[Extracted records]
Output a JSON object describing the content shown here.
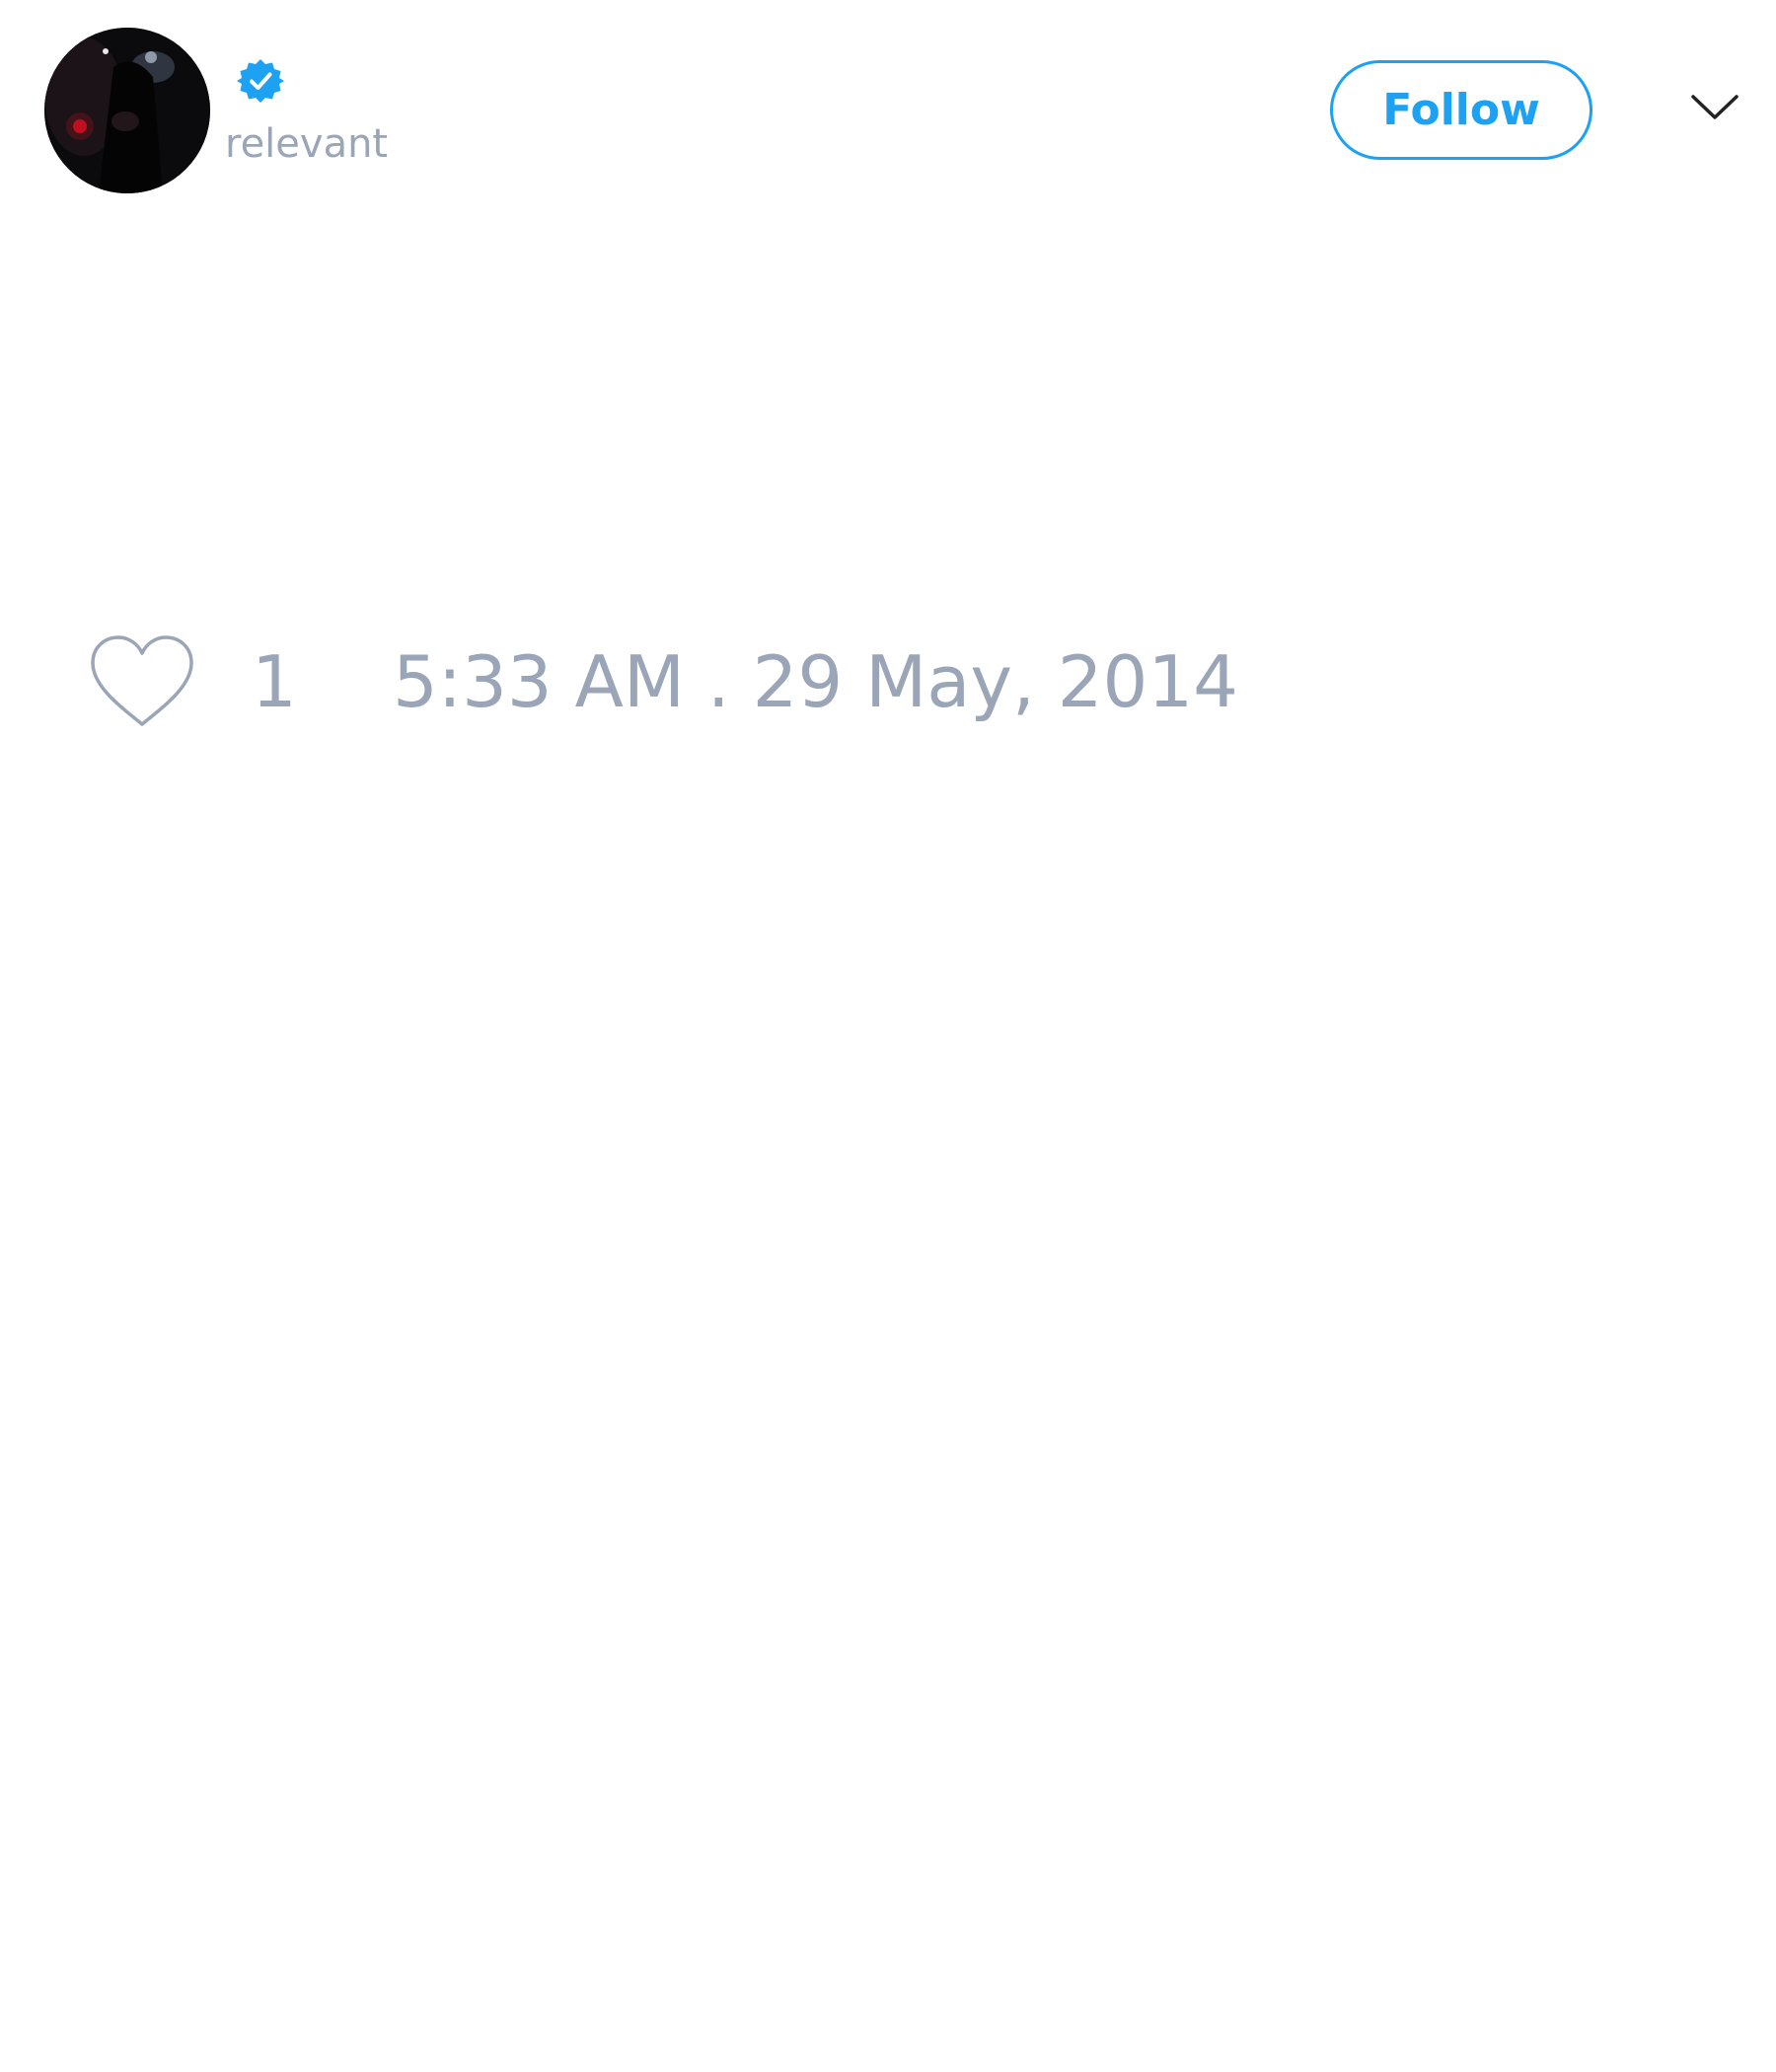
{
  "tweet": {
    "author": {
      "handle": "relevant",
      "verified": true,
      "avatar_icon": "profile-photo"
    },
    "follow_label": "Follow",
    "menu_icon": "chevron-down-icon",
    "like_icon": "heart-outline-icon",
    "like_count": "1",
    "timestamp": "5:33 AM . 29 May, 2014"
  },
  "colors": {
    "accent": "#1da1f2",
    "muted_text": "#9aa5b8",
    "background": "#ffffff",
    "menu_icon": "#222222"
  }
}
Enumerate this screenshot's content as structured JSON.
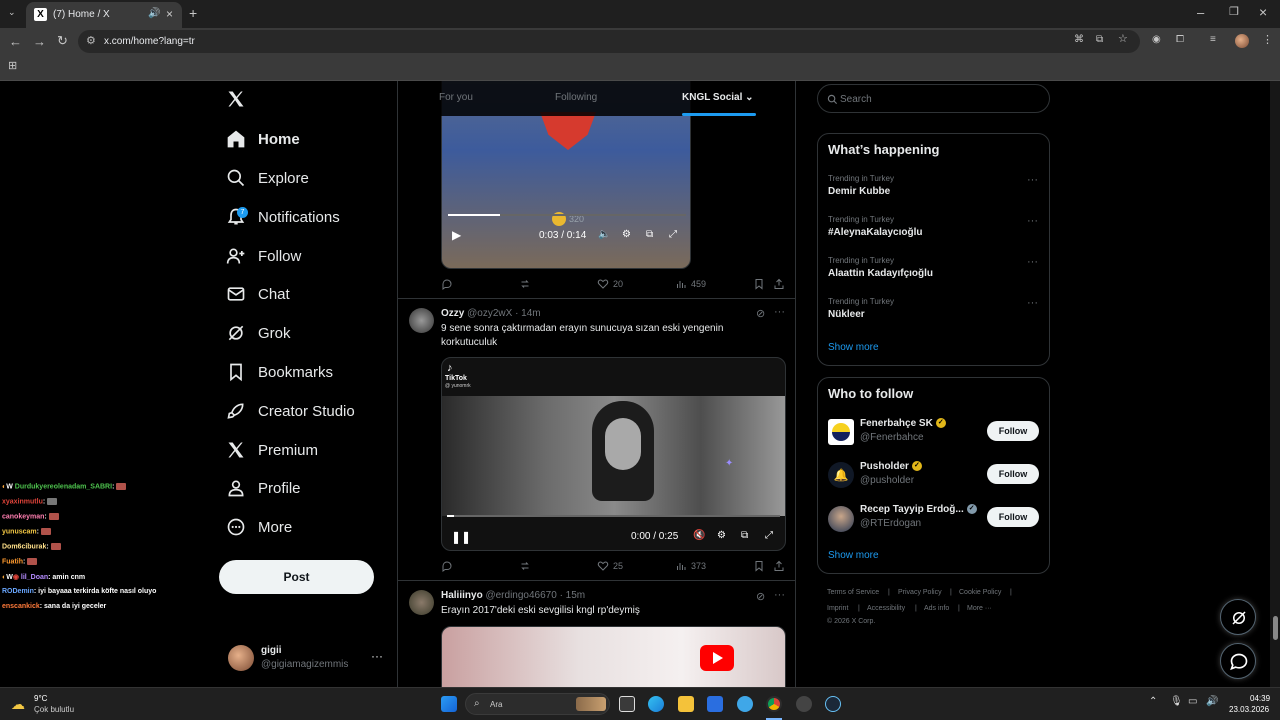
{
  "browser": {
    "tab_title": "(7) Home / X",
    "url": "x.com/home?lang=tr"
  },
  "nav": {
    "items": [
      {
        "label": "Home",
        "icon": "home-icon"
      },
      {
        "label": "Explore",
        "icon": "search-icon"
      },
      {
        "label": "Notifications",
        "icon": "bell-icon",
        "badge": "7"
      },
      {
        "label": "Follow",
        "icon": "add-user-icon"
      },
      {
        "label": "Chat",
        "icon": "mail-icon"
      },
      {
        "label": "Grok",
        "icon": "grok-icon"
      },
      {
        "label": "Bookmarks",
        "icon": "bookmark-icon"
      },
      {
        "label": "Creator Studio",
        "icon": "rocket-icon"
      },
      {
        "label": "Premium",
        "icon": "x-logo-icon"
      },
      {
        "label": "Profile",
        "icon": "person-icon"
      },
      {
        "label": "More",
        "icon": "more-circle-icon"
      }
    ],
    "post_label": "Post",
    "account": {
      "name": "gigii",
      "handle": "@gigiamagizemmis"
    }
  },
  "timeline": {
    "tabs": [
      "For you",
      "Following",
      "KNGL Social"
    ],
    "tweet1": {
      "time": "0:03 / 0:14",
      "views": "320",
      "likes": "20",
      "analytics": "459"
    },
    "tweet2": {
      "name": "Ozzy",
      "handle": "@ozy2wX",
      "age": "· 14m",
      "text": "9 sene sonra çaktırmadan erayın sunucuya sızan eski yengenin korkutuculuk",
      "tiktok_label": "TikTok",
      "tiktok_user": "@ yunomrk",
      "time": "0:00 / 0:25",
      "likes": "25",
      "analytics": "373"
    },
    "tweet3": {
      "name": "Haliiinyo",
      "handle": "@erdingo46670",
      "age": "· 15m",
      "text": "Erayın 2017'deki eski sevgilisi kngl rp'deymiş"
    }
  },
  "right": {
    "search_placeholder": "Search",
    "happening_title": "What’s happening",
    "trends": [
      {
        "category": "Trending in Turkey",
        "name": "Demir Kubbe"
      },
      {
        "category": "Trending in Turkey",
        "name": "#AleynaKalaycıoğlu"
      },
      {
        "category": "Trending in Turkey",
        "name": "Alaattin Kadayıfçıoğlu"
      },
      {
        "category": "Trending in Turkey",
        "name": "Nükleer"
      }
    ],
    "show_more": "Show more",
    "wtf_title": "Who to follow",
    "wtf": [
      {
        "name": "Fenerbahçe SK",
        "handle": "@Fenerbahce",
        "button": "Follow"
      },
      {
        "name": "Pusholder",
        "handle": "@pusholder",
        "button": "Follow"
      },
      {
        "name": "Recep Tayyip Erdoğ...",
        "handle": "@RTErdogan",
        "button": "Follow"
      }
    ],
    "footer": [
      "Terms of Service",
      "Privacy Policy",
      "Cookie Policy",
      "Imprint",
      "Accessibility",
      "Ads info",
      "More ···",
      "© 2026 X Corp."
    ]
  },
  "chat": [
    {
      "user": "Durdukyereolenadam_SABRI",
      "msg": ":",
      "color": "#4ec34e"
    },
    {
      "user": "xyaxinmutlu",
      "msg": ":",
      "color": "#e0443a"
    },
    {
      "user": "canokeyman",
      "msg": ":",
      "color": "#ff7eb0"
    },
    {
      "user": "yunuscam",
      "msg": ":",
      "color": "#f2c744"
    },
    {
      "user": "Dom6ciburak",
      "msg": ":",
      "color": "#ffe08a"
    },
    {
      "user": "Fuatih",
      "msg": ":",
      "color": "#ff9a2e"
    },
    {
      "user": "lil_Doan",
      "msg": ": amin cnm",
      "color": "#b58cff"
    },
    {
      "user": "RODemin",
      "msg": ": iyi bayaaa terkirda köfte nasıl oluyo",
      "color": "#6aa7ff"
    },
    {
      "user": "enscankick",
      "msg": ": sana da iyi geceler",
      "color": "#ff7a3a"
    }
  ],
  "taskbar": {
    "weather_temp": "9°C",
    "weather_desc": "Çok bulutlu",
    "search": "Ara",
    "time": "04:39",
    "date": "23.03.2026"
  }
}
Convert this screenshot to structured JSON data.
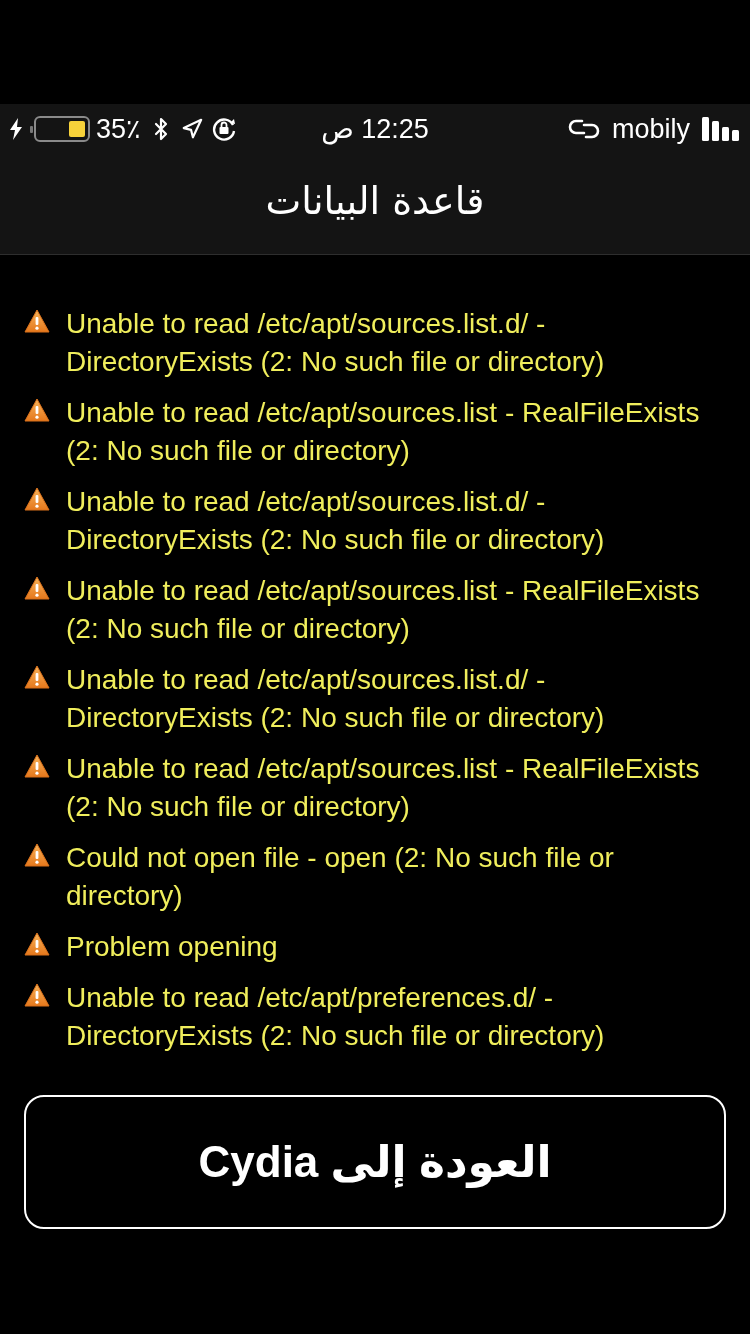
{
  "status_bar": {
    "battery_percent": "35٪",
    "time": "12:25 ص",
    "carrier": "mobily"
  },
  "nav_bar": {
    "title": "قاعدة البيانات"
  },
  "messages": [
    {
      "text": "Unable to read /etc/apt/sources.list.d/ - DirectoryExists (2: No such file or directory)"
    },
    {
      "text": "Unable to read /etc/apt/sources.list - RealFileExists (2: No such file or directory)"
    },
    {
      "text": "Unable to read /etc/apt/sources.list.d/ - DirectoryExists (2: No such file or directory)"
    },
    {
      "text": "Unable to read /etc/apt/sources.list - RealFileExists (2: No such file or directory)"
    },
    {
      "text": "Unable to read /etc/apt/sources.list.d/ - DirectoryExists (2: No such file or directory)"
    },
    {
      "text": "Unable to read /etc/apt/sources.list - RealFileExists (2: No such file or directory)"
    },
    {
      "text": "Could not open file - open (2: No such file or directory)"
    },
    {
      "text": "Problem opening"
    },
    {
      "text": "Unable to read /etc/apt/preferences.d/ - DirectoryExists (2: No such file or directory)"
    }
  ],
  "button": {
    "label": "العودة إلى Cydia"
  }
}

[Your goal]
Go through the material above and print all of it exactly, except the pictures.

[Response]
Output a JSON object describing the content shown here.
{
  "tweet": {
    "author": {
      "handle": "relevant",
      "verified": true,
      "avatar_icon": "profile-photo"
    },
    "follow_label": "Follow",
    "menu_icon": "chevron-down-icon",
    "like_icon": "heart-outline-icon",
    "like_count": "1",
    "timestamp": "5:33 AM . 29 May, 2014"
  },
  "colors": {
    "accent": "#1da1f2",
    "muted_text": "#9aa5b8",
    "background": "#ffffff",
    "menu_icon": "#222222"
  }
}
Enumerate this screenshot's content as structured JSON.
{
  "browser": {
    "tab_title": "(7) Home / X",
    "url": "x.com/home?lang=tr"
  },
  "nav": {
    "items": [
      {
        "label": "Home",
        "icon": "home-icon"
      },
      {
        "label": "Explore",
        "icon": "search-icon"
      },
      {
        "label": "Notifications",
        "icon": "bell-icon",
        "badge": "7"
      },
      {
        "label": "Follow",
        "icon": "add-user-icon"
      },
      {
        "label": "Chat",
        "icon": "mail-icon"
      },
      {
        "label": "Grok",
        "icon": "grok-icon"
      },
      {
        "label": "Bookmarks",
        "icon": "bookmark-icon"
      },
      {
        "label": "Creator Studio",
        "icon": "rocket-icon"
      },
      {
        "label": "Premium",
        "icon": "x-logo-icon"
      },
      {
        "label": "Profile",
        "icon": "person-icon"
      },
      {
        "label": "More",
        "icon": "more-circle-icon"
      }
    ],
    "post_label": "Post",
    "account": {
      "name": "gigii",
      "handle": "@gigiamagizemmis"
    }
  },
  "timeline": {
    "tabs": [
      "For you",
      "Following",
      "KNGL Social"
    ],
    "tweet1": {
      "time": "0:03 / 0:14",
      "views": "320",
      "likes": "20",
      "analytics": "459"
    },
    "tweet2": {
      "name": "Ozzy",
      "handle": "@ozy2wX",
      "age": "· 14m",
      "text": "9 sene sonra çaktırmadan erayın sunucuya sızan eski yengenin korkutuculuk",
      "tiktok_label": "TikTok",
      "tiktok_user": "@ yunomrk",
      "time": "0:00 / 0:25",
      "likes": "25",
      "analytics": "373"
    },
    "tweet3": {
      "name": "Haliiinyo",
      "handle": "@erdingo46670",
      "age": "· 15m",
      "text": "Erayın 2017'deki eski sevgilisi kngl rp'deymiş"
    }
  },
  "right": {
    "search_placeholder": "Search",
    "happening_title": "What’s happening",
    "trends": [
      {
        "category": "Trending in Turkey",
        "name": "Demir Kubbe"
      },
      {
        "category": "Trending in Turkey",
        "name": "#AleynaKalaycıoğlu"
      },
      {
        "category": "Trending in Turkey",
        "name": "Alaattin Kadayıfçıoğlu"
      },
      {
        "category": "Trending in Turkey",
        "name": "Nükleer"
      }
    ],
    "show_more": "Show more",
    "wtf_title": "Who to follow",
    "wtf": [
      {
        "name": "Fenerbahçe SK",
        "handle": "@Fenerbahce",
        "button": "Follow"
      },
      {
        "name": "Pusholder",
        "handle": "@pusholder",
        "button": "Follow"
      },
      {
        "name": "Recep Tayyip Erdoğ...",
        "handle": "@RTErdogan",
        "button": "Follow"
      }
    ],
    "footer": [
      "Terms of Service",
      "Privacy Policy",
      "Cookie Policy",
      "Imprint",
      "Accessibility",
      "Ads info",
      "More ···",
      "© 2026 X Corp."
    ]
  },
  "chat": [
    {
      "user": "Durdukyereolenadam_SABRI",
      "msg": ":",
      "color": "#4ec34e"
    },
    {
      "user": "xyaxinmutlu",
      "msg": ":",
      "color": "#e0443a"
    },
    {
      "user": "canokeyman",
      "msg": ":",
      "color": "#ff7eb0"
    },
    {
      "user": "yunuscam",
      "msg": ":",
      "color": "#f2c744"
    },
    {
      "user": "Dom6ciburak",
      "msg": ":",
      "color": "#ffe08a"
    },
    {
      "user": "Fuatih",
      "msg": ":",
      "color": "#ff9a2e"
    },
    {
      "user": "lil_Doan",
      "msg": ": amin cnm",
      "color": "#b58cff"
    },
    {
      "user": "RODemin",
      "msg": ": iyi bayaaa terkirda köfte nasıl oluyo",
      "color": "#6aa7ff"
    },
    {
      "user": "enscankick",
      "msg": ": sana da iyi geceler",
      "color": "#ff7a3a"
    }
  ],
  "taskbar": {
    "weather_temp": "9°C",
    "weather_desc": "Çok bulutlu",
    "search": "Ara",
    "time": "04:39",
    "date": "23.03.2026"
  }
}
Convert this screenshot to structured JSON data.
{
  "status_bar": {
    "battery_percent": "35٪",
    "time": "12:25 ص",
    "carrier": "mobily"
  },
  "nav_bar": {
    "title": "قاعدة البيانات"
  },
  "messages": [
    {
      "text": "Unable to read /etc/apt/sources.list.d/ - DirectoryExists (2: No such file or directory)"
    },
    {
      "text": "Unable to read /etc/apt/sources.list - RealFileExists (2: No such file or directory)"
    },
    {
      "text": "Unable to read /etc/apt/sources.list.d/ - DirectoryExists (2: No such file or directory)"
    },
    {
      "text": "Unable to read /etc/apt/sources.list - RealFileExists (2: No such file or directory)"
    },
    {
      "text": "Unable to read /etc/apt/sources.list.d/ - DirectoryExists (2: No such file or directory)"
    },
    {
      "text": "Unable to read /etc/apt/sources.list - RealFileExists (2: No such file or directory)"
    },
    {
      "text": "Could not open file - open (2: No such file or directory)"
    },
    {
      "text": "Problem opening"
    },
    {
      "text": "Unable to read /etc/apt/preferences.d/ - DirectoryExists (2: No such file or directory)"
    }
  ],
  "button": {
    "label": "العودة إلى Cydia"
  }
}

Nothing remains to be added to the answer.